START
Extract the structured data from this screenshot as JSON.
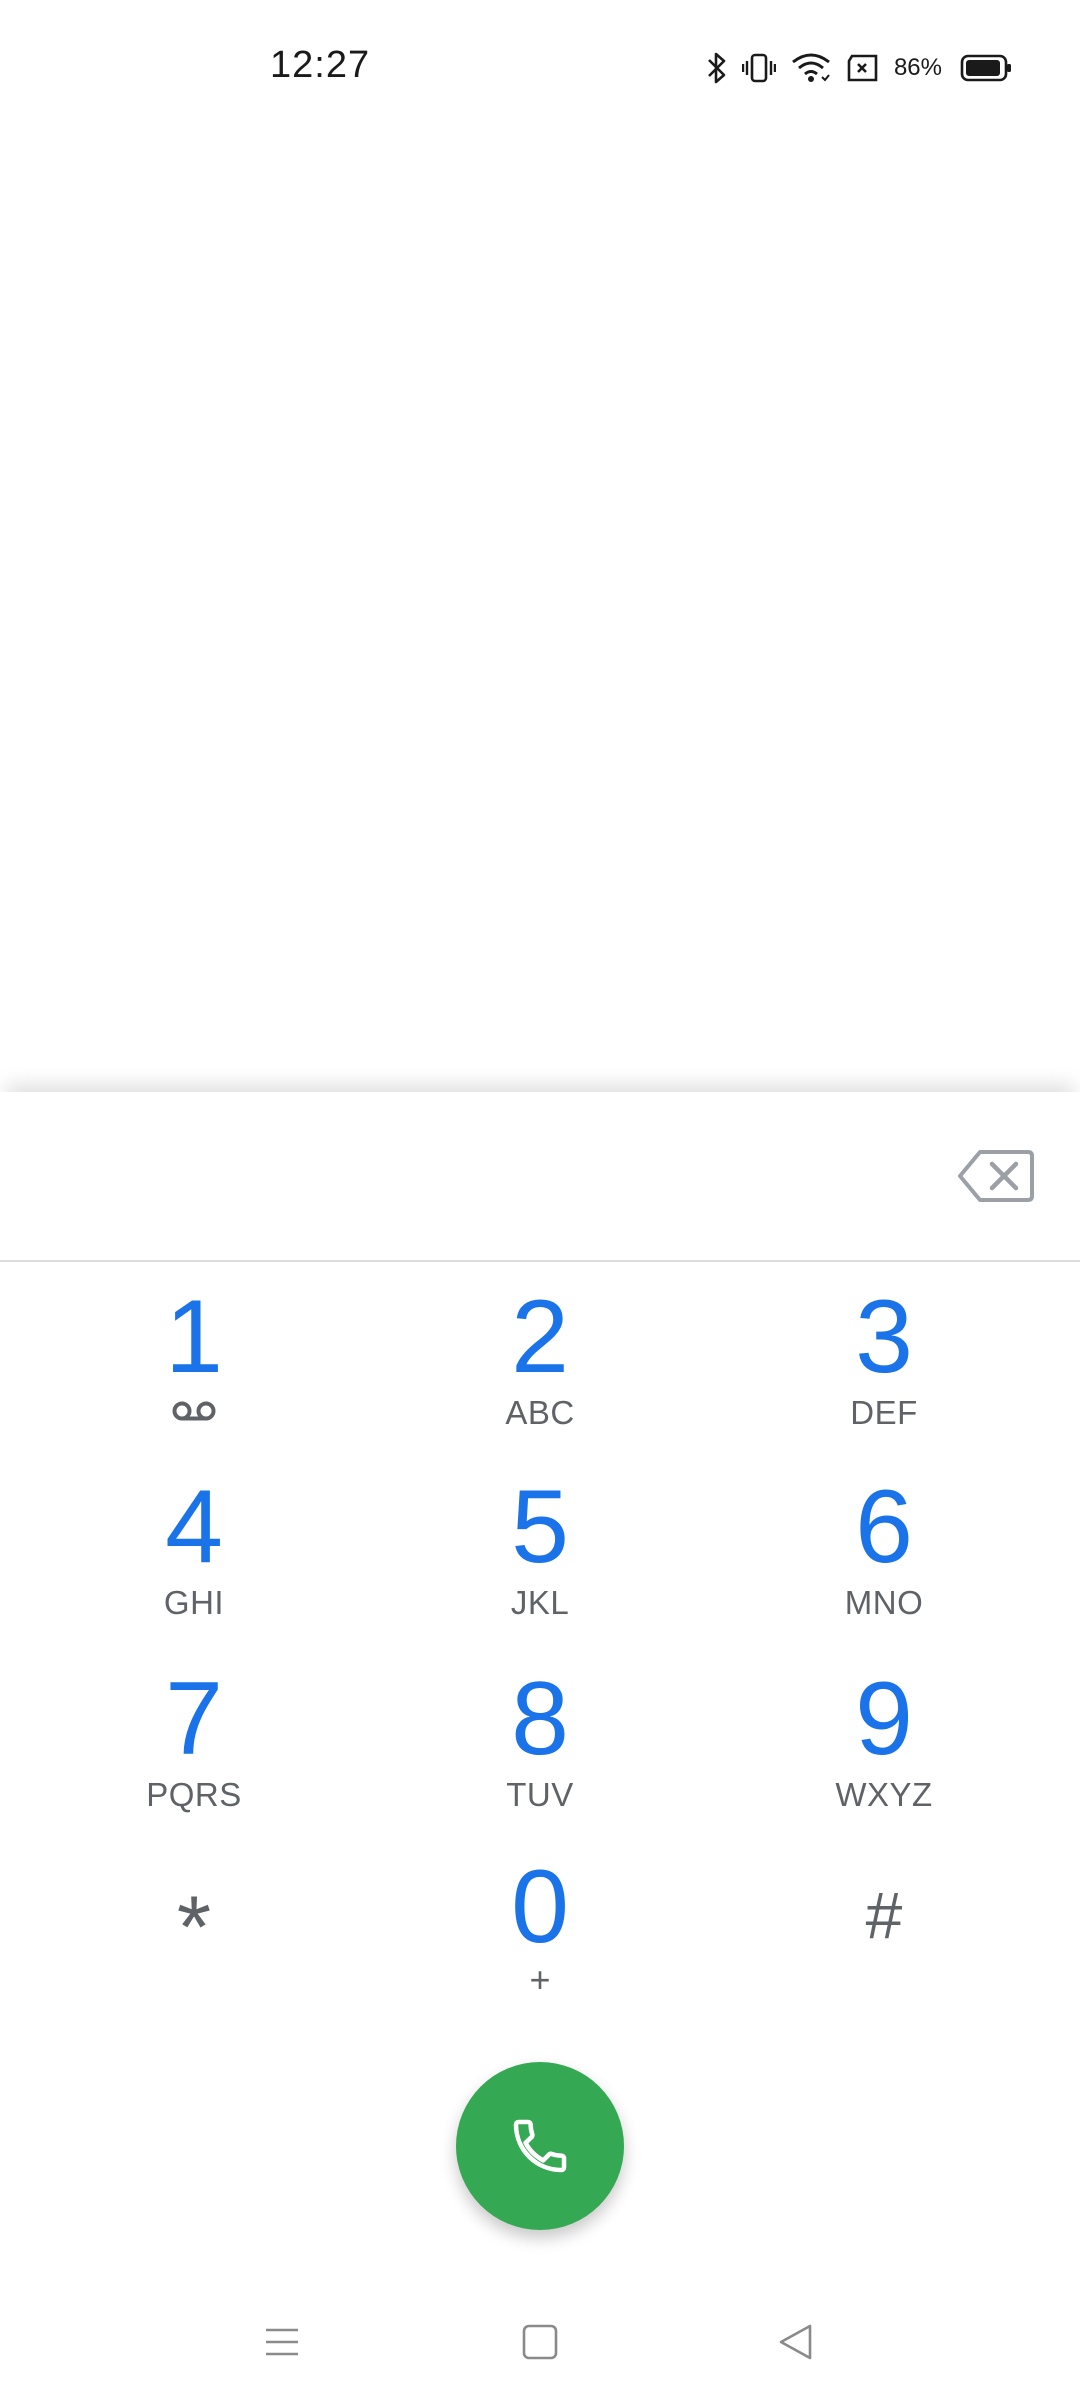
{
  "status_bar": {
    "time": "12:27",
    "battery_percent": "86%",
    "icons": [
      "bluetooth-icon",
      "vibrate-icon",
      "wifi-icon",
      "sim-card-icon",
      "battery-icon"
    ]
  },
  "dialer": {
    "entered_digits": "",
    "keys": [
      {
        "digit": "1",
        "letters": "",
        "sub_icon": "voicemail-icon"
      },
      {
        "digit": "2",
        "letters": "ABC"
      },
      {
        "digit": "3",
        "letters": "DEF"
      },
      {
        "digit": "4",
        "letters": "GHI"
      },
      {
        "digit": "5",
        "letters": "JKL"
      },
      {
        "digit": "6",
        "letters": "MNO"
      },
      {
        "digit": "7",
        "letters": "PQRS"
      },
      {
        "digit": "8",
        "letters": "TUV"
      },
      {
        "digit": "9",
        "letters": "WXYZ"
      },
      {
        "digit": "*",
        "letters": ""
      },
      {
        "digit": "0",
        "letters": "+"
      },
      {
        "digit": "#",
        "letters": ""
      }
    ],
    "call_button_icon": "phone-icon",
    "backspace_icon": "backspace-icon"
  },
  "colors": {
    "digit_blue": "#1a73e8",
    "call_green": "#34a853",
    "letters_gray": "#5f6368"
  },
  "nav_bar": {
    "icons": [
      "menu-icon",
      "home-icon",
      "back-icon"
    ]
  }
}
END
* _WORK INSTRUCTIONS_:
Your task is to repeat the material above exactly, without its pictures.

* _WRITTEN RESPONSE_:
Extract the structured data from this screenshot as JSON.
{
  "status_bar": {
    "time": "12:27",
    "battery_percent": "86%",
    "icons": [
      "bluetooth-icon",
      "vibrate-icon",
      "wifi-icon",
      "sim-card-icon",
      "battery-icon"
    ]
  },
  "dialer": {
    "entered_digits": "",
    "keys": [
      {
        "digit": "1",
        "letters": "",
        "sub_icon": "voicemail-icon"
      },
      {
        "digit": "2",
        "letters": "ABC"
      },
      {
        "digit": "3",
        "letters": "DEF"
      },
      {
        "digit": "4",
        "letters": "GHI"
      },
      {
        "digit": "5",
        "letters": "JKL"
      },
      {
        "digit": "6",
        "letters": "MNO"
      },
      {
        "digit": "7",
        "letters": "PQRS"
      },
      {
        "digit": "8",
        "letters": "TUV"
      },
      {
        "digit": "9",
        "letters": "WXYZ"
      },
      {
        "digit": "*",
        "letters": ""
      },
      {
        "digit": "0",
        "letters": "+"
      },
      {
        "digit": "#",
        "letters": ""
      }
    ],
    "call_button_icon": "phone-icon",
    "backspace_icon": "backspace-icon"
  },
  "colors": {
    "digit_blue": "#1a73e8",
    "call_green": "#34a853",
    "letters_gray": "#5f6368"
  },
  "nav_bar": {
    "icons": [
      "menu-icon",
      "home-icon",
      "back-icon"
    ]
  }
}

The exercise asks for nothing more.